─── Provided entries
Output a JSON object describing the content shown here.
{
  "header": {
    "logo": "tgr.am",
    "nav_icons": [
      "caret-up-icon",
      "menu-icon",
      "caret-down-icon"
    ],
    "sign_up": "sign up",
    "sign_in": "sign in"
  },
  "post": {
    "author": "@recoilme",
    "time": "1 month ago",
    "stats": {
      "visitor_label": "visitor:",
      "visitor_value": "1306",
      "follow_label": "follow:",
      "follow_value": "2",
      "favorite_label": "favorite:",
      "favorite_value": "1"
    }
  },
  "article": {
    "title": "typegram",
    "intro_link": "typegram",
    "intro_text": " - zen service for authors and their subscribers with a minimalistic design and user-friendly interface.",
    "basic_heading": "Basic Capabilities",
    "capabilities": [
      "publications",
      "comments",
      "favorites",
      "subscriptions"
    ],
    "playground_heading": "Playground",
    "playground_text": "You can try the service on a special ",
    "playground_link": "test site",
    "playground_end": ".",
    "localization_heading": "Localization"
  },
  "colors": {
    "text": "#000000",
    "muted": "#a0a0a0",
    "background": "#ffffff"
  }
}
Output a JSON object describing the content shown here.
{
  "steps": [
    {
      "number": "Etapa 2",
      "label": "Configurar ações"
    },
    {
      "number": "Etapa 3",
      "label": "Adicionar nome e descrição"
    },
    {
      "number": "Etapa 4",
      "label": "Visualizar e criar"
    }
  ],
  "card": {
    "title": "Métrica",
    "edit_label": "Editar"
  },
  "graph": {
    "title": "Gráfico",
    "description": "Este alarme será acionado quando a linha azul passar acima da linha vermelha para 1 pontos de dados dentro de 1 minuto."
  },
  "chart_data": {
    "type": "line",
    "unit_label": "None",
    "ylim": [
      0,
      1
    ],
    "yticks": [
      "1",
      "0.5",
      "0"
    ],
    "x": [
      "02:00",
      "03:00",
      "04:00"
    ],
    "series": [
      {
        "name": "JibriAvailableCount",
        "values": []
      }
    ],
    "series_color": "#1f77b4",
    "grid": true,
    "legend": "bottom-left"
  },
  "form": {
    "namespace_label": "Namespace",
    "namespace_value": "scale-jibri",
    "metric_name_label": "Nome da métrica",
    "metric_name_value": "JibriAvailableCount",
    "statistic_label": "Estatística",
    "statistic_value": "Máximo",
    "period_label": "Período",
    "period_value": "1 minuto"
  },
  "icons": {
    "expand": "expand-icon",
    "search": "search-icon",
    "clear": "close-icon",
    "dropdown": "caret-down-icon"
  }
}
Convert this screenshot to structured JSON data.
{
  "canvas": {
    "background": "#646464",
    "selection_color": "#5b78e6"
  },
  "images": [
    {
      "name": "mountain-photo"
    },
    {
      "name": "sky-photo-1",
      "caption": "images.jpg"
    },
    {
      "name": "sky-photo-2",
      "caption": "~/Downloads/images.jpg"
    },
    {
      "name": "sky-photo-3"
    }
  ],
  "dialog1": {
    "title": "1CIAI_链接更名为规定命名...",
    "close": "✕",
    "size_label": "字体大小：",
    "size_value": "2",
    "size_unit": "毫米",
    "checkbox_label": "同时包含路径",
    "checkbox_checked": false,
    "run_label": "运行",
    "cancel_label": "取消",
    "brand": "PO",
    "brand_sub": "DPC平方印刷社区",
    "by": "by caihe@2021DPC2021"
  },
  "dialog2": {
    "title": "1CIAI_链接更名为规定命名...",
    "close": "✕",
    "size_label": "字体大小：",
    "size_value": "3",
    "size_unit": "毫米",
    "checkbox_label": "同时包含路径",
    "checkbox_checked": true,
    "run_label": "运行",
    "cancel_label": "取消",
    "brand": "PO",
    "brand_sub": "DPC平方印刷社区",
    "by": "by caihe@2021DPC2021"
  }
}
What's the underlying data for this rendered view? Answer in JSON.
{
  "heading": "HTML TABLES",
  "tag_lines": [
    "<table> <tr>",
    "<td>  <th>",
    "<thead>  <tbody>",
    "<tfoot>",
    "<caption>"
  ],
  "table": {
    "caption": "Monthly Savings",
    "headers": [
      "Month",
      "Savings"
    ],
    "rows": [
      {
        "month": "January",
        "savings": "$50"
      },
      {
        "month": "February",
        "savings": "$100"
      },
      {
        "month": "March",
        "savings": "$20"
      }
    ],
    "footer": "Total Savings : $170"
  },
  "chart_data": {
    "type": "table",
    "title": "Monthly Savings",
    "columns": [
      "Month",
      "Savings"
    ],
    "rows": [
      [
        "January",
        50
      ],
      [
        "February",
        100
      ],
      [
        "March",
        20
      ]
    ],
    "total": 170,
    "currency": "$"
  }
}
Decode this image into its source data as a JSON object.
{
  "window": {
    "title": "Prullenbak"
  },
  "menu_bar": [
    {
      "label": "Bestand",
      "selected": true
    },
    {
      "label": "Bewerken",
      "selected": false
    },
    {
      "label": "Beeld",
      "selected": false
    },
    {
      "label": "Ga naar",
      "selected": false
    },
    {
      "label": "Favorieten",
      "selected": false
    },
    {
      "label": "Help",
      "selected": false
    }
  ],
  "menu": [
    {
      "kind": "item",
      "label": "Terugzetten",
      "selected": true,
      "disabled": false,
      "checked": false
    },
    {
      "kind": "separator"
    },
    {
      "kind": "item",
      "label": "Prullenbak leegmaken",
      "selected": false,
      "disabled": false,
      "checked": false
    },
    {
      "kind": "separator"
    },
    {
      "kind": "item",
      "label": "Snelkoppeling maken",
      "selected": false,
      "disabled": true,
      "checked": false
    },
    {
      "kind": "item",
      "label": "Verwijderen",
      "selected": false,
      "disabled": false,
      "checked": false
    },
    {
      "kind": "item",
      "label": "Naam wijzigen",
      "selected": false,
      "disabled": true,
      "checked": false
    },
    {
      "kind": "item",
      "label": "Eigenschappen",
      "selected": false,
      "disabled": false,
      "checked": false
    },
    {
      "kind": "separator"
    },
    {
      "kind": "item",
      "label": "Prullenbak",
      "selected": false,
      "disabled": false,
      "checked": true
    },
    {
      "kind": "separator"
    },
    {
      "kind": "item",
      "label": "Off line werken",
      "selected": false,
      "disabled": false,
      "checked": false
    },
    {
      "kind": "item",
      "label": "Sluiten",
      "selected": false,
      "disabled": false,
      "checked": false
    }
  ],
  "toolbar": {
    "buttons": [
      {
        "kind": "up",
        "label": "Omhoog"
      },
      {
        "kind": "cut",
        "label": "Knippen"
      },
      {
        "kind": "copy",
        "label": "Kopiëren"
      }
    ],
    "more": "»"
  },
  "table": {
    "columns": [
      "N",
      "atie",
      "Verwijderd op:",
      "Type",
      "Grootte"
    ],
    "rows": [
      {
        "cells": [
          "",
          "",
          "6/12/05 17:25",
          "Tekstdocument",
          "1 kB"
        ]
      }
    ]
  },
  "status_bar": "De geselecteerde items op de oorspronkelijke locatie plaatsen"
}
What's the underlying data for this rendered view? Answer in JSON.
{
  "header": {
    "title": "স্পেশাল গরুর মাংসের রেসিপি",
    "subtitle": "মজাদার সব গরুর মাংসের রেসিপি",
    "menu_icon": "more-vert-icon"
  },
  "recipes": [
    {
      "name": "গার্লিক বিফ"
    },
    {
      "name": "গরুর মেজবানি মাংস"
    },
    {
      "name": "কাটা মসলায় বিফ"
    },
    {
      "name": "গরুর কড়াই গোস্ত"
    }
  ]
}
──────
What this task involves:
Quote each line above in full, word for word.

Answer to the task:
Output a JSON object describing the content shown here.
{
  "header": {
    "logo": "tgr.am",
    "nav_icons": [
      "caret-up-icon",
      "menu-icon",
      "caret-down-icon"
    ],
    "sign_up": "sign up",
    "sign_in": "sign in"
  },
  "post": {
    "author": "@recoilme",
    "time": "1 month ago",
    "stats": {
      "visitor_label": "visitor:",
      "visitor_value": "1306",
      "follow_label": "follow:",
      "follow_value": "2",
      "favorite_label": "favorite:",
      "favorite_value": "1"
    }
  },
  "article": {
    "title": "typegram",
    "intro_link": "typegram",
    "intro_text": " - zen service for authors and their subscribers with a minimalistic design and user-friendly interface.",
    "basic_heading": "Basic Capabilities",
    "capabilities": [
      "publications",
      "comments",
      "favorites",
      "subscriptions"
    ],
    "playground_heading": "Playground",
    "playground_text": "You can try the service on a special ",
    "playground_link": "test site",
    "playground_end": ".",
    "localization_heading": "Localization"
  },
  "colors": {
    "text": "#000000",
    "muted": "#a0a0a0",
    "background": "#ffffff"
  }
}
Output a JSON object describing the content shown here.
{
  "steps": [
    {
      "number": "Etapa 2",
      "label": "Configurar ações"
    },
    {
      "number": "Etapa 3",
      "label": "Adicionar nome e descrição"
    },
    {
      "number": "Etapa 4",
      "label": "Visualizar e criar"
    }
  ],
  "card": {
    "title": "Métrica",
    "edit_label": "Editar"
  },
  "graph": {
    "title": "Gráfico",
    "description": "Este alarme será acionado quando a linha azul passar acima da linha vermelha para 1 pontos de dados dentro de 1 minuto."
  },
  "chart_data": {
    "type": "line",
    "unit_label": "None",
    "ylim": [
      0,
      1
    ],
    "yticks": [
      "1",
      "0.5",
      "0"
    ],
    "x": [
      "02:00",
      "03:00",
      "04:00"
    ],
    "series": [
      {
        "name": "JibriAvailableCount",
        "values": []
      }
    ],
    "series_color": "#1f77b4",
    "grid": true,
    "legend": "bottom-left"
  },
  "form": {
    "namespace_label": "Namespace",
    "namespace_value": "scale-jibri",
    "metric_name_label": "Nome da métrica",
    "metric_name_value": "JibriAvailableCount",
    "statistic_label": "Estatística",
    "statistic_value": "Máximo",
    "period_label": "Período",
    "period_value": "1 minuto"
  },
  "icons": {
    "expand": "expand-icon",
    "search": "search-icon",
    "clear": "close-icon",
    "dropdown": "caret-down-icon"
  }
}
Convert this screenshot to structured JSON data.
{
  "canvas": {
    "background": "#646464",
    "selection_color": "#5b78e6"
  },
  "images": [
    {
      "name": "mountain-photo"
    },
    {
      "name": "sky-photo-1",
      "caption": "images.jpg"
    },
    {
      "name": "sky-photo-2",
      "caption": "~/Downloads/images.jpg"
    },
    {
      "name": "sky-photo-3"
    }
  ],
  "dialog1": {
    "title": "1CIAI_链接更名为规定命名...",
    "close": "✕",
    "size_label": "字体大小：",
    "size_value": "2",
    "size_unit": "毫米",
    "checkbox_label": "同时包含路径",
    "checkbox_checked": false,
    "run_label": "运行",
    "cancel_label": "取消",
    "brand": "PO",
    "brand_sub": "DPC平方印刷社区",
    "by": "by caihe@2021DPC2021"
  },
  "dialog2": {
    "title": "1CIAI_链接更名为规定命名...",
    "close": "✕",
    "size_label": "字体大小：",
    "size_value": "3",
    "size_unit": "毫米",
    "checkbox_label": "同时包含路径",
    "checkbox_checked": true,
    "run_label": "运行",
    "cancel_label": "取消",
    "brand": "PO",
    "brand_sub": "DPC平方印刷社区",
    "by": "by caihe@2021DPC2021"
  }
}
What's the underlying data for this rendered view? Answer in JSON.
{
  "heading": "HTML TABLES",
  "tag_lines": [
    "<table> <tr>",
    "<td>  <th>",
    "<thead>  <tbody>",
    "<tfoot>",
    "<caption>"
  ],
  "table": {
    "caption": "Monthly Savings",
    "headers": [
      "Month",
      "Savings"
    ],
    "rows": [
      {
        "month": "January",
        "savings": "$50"
      },
      {
        "month": "February",
        "savings": "$100"
      },
      {
        "month": "March",
        "savings": "$20"
      }
    ],
    "footer": "Total Savings : $170"
  },
  "chart_data": {
    "type": "table",
    "title": "Monthly Savings",
    "columns": [
      "Month",
      "Savings"
    ],
    "rows": [
      [
        "January",
        50
      ],
      [
        "February",
        100
      ],
      [
        "March",
        20
      ]
    ],
    "total": 170,
    "currency": "$"
  }
}
Decode this image into its source data as a JSON object.
{
  "window": {
    "title": "Prullenbak"
  },
  "menu_bar": [
    {
      "label": "Bestand",
      "selected": true
    },
    {
      "label": "Bewerken",
      "selected": false
    },
    {
      "label": "Beeld",
      "selected": false
    },
    {
      "label": "Ga naar",
      "selected": false
    },
    {
      "label": "Favorieten",
      "selected": false
    },
    {
      "label": "Help",
      "selected": false
    }
  ],
  "menu": [
    {
      "kind": "item",
      "label": "Terugzetten",
      "selected": true,
      "disabled": false,
      "checked": false
    },
    {
      "kind": "separator"
    },
    {
      "kind": "item",
      "label": "Prullenbak leegmaken",
      "selected": false,
      "disabled": false,
      "checked": false
    },
    {
      "kind": "separator"
    },
    {
      "kind": "item",
      "label": "Snelkoppeling maken",
      "selected": false,
      "disabled": true,
      "checked": false
    },
    {
      "kind": "item",
      "label": "Verwijderen",
      "selected": false,
      "disabled": false,
      "checked": false
    },
    {
      "kind": "item",
      "label": "Naam wijzigen",
      "selected": false,
      "disabled": true,
      "checked": false
    },
    {
      "kind": "item",
      "label": "Eigenschappen",
      "selected": false,
      "disabled": false,
      "checked": false
    },
    {
      "kind": "separator"
    },
    {
      "kind": "item",
      "label": "Prullenbak",
      "selected": false,
      "disabled": false,
      "checked": true
    },
    {
      "kind": "separator"
    },
    {
      "kind": "item",
      "label": "Off line werken",
      "selected": false,
      "disabled": false,
      "checked": false
    },
    {
      "kind": "item",
      "label": "Sluiten",
      "selected": false,
      "disabled": false,
      "checked": false
    }
  ],
  "toolbar": {
    "buttons": [
      {
        "kind": "up",
        "label": "Omhoog"
      },
      {
        "kind": "cut",
        "label": "Knippen"
      },
      {
        "kind": "copy",
        "label": "Kopiëren"
      }
    ],
    "more": "»"
  },
  "table": {
    "columns": [
      "N",
      "atie",
      "Verwijderd op:",
      "Type",
      "Grootte"
    ],
    "rows": [
      {
        "cells": [
          "",
          "",
          "6/12/05 17:25",
          "Tekstdocument",
          "1 kB"
        ]
      }
    ]
  },
  "status_bar": "De geselecteerde items op de oorspronkelijke locatie plaatsen"
}
What's the underlying data for this rendered view? Answer in JSON.
{
  "header": {
    "title": "স্পেশাল গরুর মাংসের রেসিপি",
    "subtitle": "মজাদার সব গরুর মাংসের রেসিপি",
    "menu_icon": "more-vert-icon"
  },
  "recipes": [
    {
      "name": "গার্লিক বিফ"
    },
    {
      "name": "গরুর মেজবানি মাংস"
    },
    {
      "name": "কাটা মসলায় বিফ"
    },
    {
      "name": "গরুর কড়াই গোস্ত"
    }
  ]
}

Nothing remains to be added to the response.